#### Desafios propostos
[1] Transcreva literalmente o trecho da reportagem sobre Herwin de Barros que começa em "Herwin é hoje" e termina em "Peito de Aço.".
[2] Segundo a reportagem sobre Herwin de Barros, durante quantos anos ele foi pai de santo?

#### Texto fornecido

■ ■ ■ ■ ■

Herwin de Barros, ex-policial e agente da CIA que prendeu o então líder estudantil num Congresso da UNE, revela que irá processar o Estado brasileiro. Diz que foi perseguido por não executar seu preso mais “perigoso”
Claudio Julio Tognolli, Brasil 247
Herwin de Barros, o homem que prendeu Zé Dirceu no Congresso da UNE,
fazendo uso de um ancinho, vai processar o estado brasileiro. Quer ser
ressarcido. Quer aposentadoria de agente especial da Polícia Civil de
São Paulo. Por quê? “Porque eu tinha ordens emanadas da CIA, a central
de inteligência dos EUA, para assassinar Zé Dirceu. Não cumpri isso. E
fui execrado. Em abril de 1984 mudaram até o regimento interno da
polícia de São Paulo para que eu pudesse ser afastado. Tudo porque me
neguei a assassinar friamente Zé Dirceu”, confessou Erwin ao Brasil 247.
A este repórter Herwin de Barros contou a história da encomenda da
morte de Zé Dirceu, pela primeira vez, em agosto de 1998. Eu e Marcelo
Rubens Paiva fazíamos então uma capa do finado caderno Mais!, da Folha
de S. Paulo, intitulado “A Companhia Secreta”. Eram documentos, obtidos
por Paiva, e trazidos à luz pública pela barzilianista Marta Huggins,
mostrando a participação da CIA no movimento militar de 1964. Erwin
resolveu contar tudo, pela primeira vez em sua vida. Desde então,
seguiram-se capas e capas de revistas sobre sua vida. Agora dr. Erwin
quer desabafar mais.
(assista aqui na TV Brogueiro " O Dia que durou 21 anos")
“Minha vida toda fui perseguido por agentes de segurança, que queriam
saber de que lado eu afinal estava. Ninguém acreditava que eu não
estava de lado nenhum. Em 1975 o SNI plantou duas mulheres lindíssimas
em cima de mim, uma negra e uma loira. Deram em cima de mim para
simplesmente saber qual era a minha ligação com as esquersdas”, revela
Erwin.
Corria o ano de 1985. Um vetusto e poderoso delegado de polícia civil
de São Paulo impede a entrada do advogado de Herwin na sala, para
defender seu cliente. O advogado, fugindo do estrépito de rabugices do
delegado, retira-se e bate a porta. Lá dentro, o delegado dispara a
Herrwin, varado de ódio: “Agora você vai ver o que é bom, ninguém mandou
ter ficado ao lado dos terroristas”. Mas: como um homem nada fácil, que
é Herwin, amante das navalhas e armas brancas, agente do Dops, treinado
pela CIA, a Central de Inteligência dos EUA, poderia ser acusado de
tamanha postura?
“Paguei muito caro o preço por não ter torturado,
espancado, ou levado armas automáticas para prender Zé Dirceu no
Congresso da UNE de outubro de 1968”, confessa o hoje advogado Herwin de
Barros.
Herwin é hoje consultor de estrelas do direito paulista como Paulo
Sérgio Leite Fernandes, Ivo Galli, Orlando Maluf Haddad e Otávio Augusto
Rossi Vieira. Tem duas filhas devotadas ao marketing. Herwin foi pai de
santo por 30 anos. Ora é devoto da Igreja Renascer. Carrega os epítetos
que lhe impuseram na polícia: chamam-no, ainda, pelos nomes dos tempos
jubilosos de 40 anos atrás, Brucutu ou Peito de Aço.

■ ■ ■ ■ ■

#### Informações registradas
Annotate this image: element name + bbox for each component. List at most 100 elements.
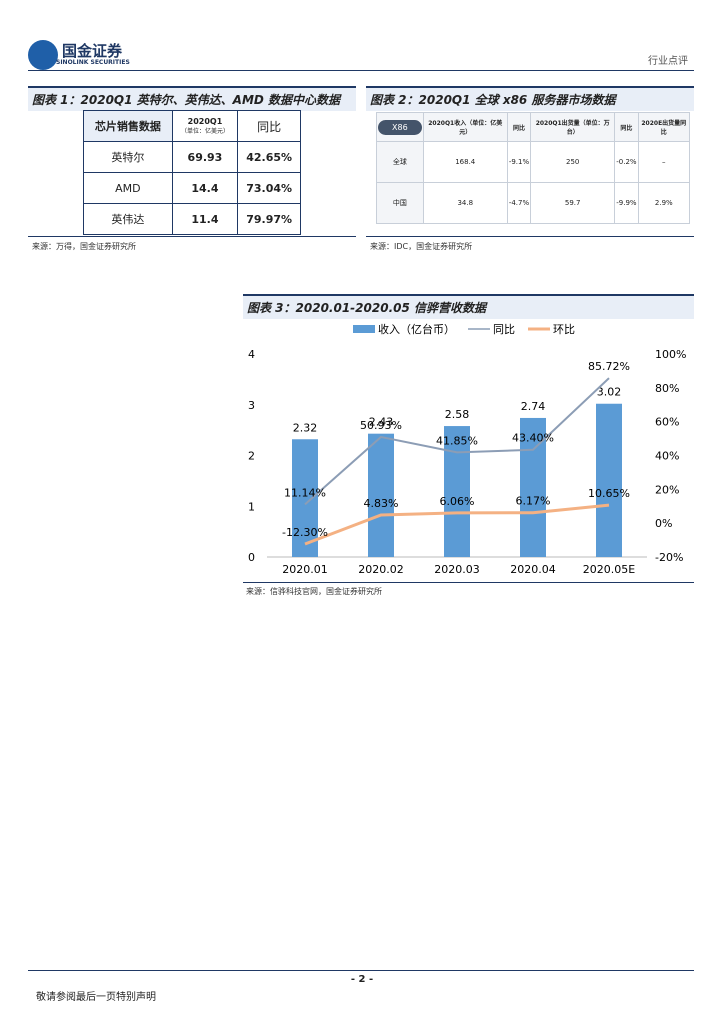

■ ■ ■ ■ ■

#### Respostas às tarefas
[1]
Herwin é hoje consultor de estrelas do direito paulista como Paulo
Sérgio Leite Fernandes, Ivo Galli, Orlando Maluf Haddad e Otávio Augusto
Rossi Vieira. Tem duas filhas devotadas ao marketing. Herwin foi pai de
santo por 30 anos. Ora é devoto da Igreja Renascer. Carrega os epítetos
que lhe impuseram na polícia: chamam-no, ainda, pelos nomes dos tempos
jubilosos de 40 anos atrás, Brucutu ou Peito de Aço.

[2] Herwin foi pai de santo durante 30 anos.